[Extracted data entries]
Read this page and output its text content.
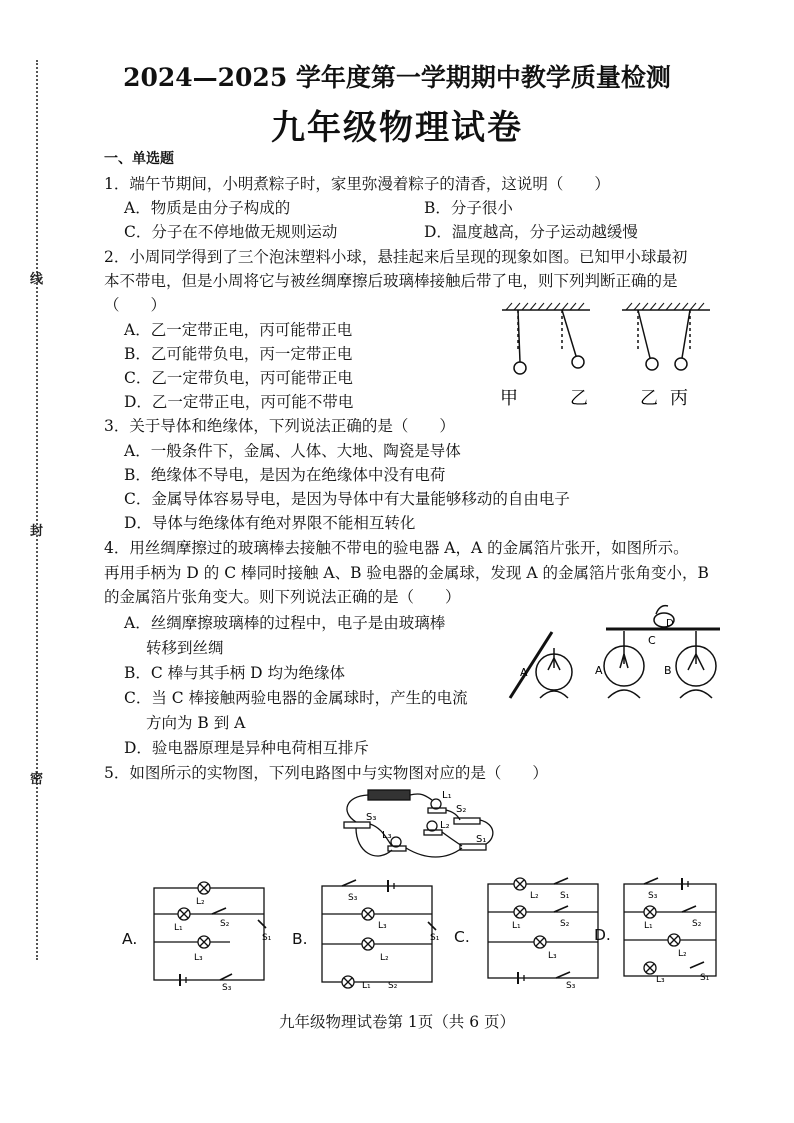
线
封
密
2024—2025 学年度第一学期期中教学质量检测
九年级物理试卷
一、单选题
1．端午节期间，小明煮粽子时，家里弥漫着粽子的清香，这说明（　　）
A．物质是由分子构成的	B．分子很小
C．分子在不停地做无规则运动	D．温度越高，分子运动越缓慢
2．小周同学得到了三个泡沫塑料小球，悬挂起来后呈现的现象如图。已知甲小球最初
本不带电，但是小周将它与被丝绸摩擦后玻璃棒接触后带了电，则下列判断正确的是
（　　）
A．乙一定带正电，丙可能带正电
B．乙可能带负电，丙一定带正电
C．乙一定带负电，丙可能带正电
D．乙一定带正电，丙可能不带电	甲	乙	乙 丙
3．关于导体和绝缘体，下列说法正确的是（　　）
A．一般条件下，金属、人体、大地、陶瓷是导体
B．绝缘体不导电，是因为在绝缘体中没有电荷
C．金属导体容易导电，是因为导体中有大量能够移动的自由电子
D．导体与绝缘体有绝对界限不能相互转化
4．用丝绸摩擦过的玻璃棒去接触不带电的验电器 A，A 的金属箔片张开，如图所示。
再用手柄为 D 的 C 棒同时接触 A、B 验电器的金属球，发现 A 的金属箔片张角变小，B
的金属箔片张角变大。则下列说法正确的是（　　）
A．丝绸摩擦玻璃棒的过程中，电子是由玻璃棒
转移到丝绸
B．C 棒与其手柄 D 均为绝缘体
C．当 C 棒接触两验电器的金属球时，产生的电流
方向为 B 到 A
D．验电器原理是异种电荷相互排斥
A	A	B
C
D
5．如图所示的实物图，下列电路图中与实物图对应的是（　　）
L₁
L₂
L₃
S₂
S₃
S₁
A.	B.	C.	D.
L₂
L₁	S₂
S₁
L₃
S₃
S₃
L₃
S₁
L₂
L₁ S₂
L₂ S₁
L₁	S₂
L₃
S₃
S₃
L₁	S₂
L₂
L₃	S₁
九年级物理试卷第 1页（共 6 页）
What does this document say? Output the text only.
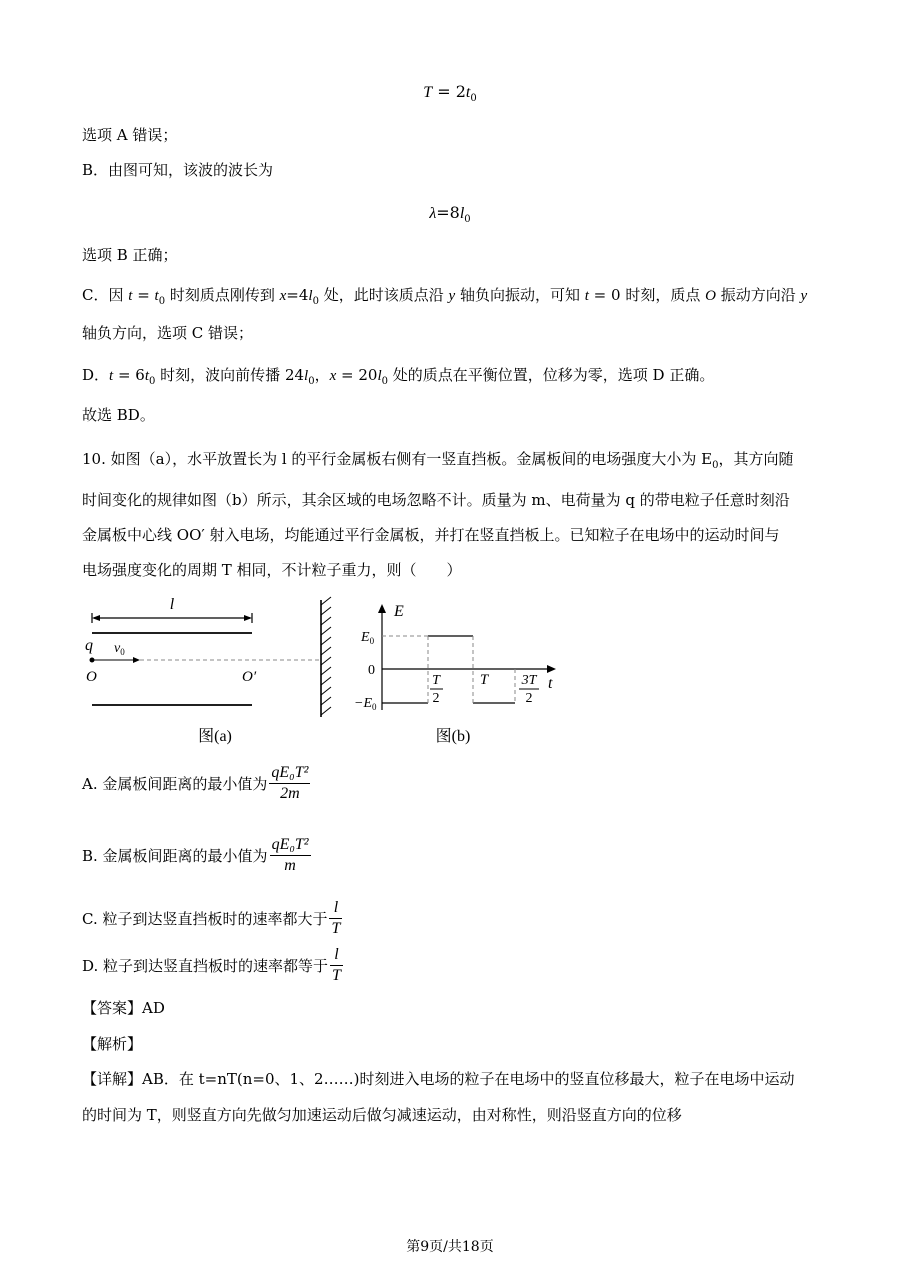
$T = 2t_0$
选项 A 错误；
B．由图可知，该波的波长为
$\lambda=8l_0$
选项 B 正确；
C．因 $t = t_0$ 时刻质点刚传到 $x=4l_0$ 处，此时该质点沿 y 轴负向振动，可知 t = 0 时刻，质点 O 振动方向沿 y
轴负方向，选项 C 错误；
D．$t = 6t_0$ 时刻，波向前传播 $24l_0$，$x = 20l_0$ 处的质点在平衡位置，位移为零，选项 D 正确。
故选 BD。
10. 如图（a），水平放置长为 l 的平行金属板右侧有一竖直挡板。金属板间的电场强度大小为 $E_0$，其方向随
时间变化的规律如图（b）所示，其余区域的电场忽略不计。质量为 m、电荷量为 q 的带电粒子任意时刻沿
金属板中心线 OO′ 射入电场，均能通过平行金属板，并打在竖直挡板上。已知粒子在电场中的运动时间与
电场强度变化的周期 T 相同，不计粒子重力，则（　　）
l
q $v_0$
O	O′
图(a)
E
t
$E_0$
0
$-E_0$
T
2
T 3T
2
图(b)
A. 金属板间距离的最小值为 $\frac{\text{qE₀T²}}{2m}$
B. 金属板间距离的最小值为 $\frac{\text{qE₀T²}}{m}$
C. 粒子到达竖直挡板时的速率都大于 $\frac{l}{T}$
D. 粒子到达竖直挡板时的速率都等于 $\frac{l}{T}$
【答案】AD
【解析】
【详解】AB．在 t=nT(n=0、1、2……)时刻进入电场的粒子在电场中的竖直位移最大，粒子在电场中运动
的时间为 T，则竖直方向先做匀加速运动后做匀减速运动，由对称性，则沿竖直方向的位移
第9页/共18页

-- TASK DIRECTIONS --
Find each line with the string "qE₀T²" and copy it out.

-- SOLUTION TO THIS PROBLEM --
A. 金属板间距离的最小值为 $\frac{\text{qE₀T²}}{2m}$
B. 金属板间距离的最小值为 $\frac{\text{qE₀T²}}{m}$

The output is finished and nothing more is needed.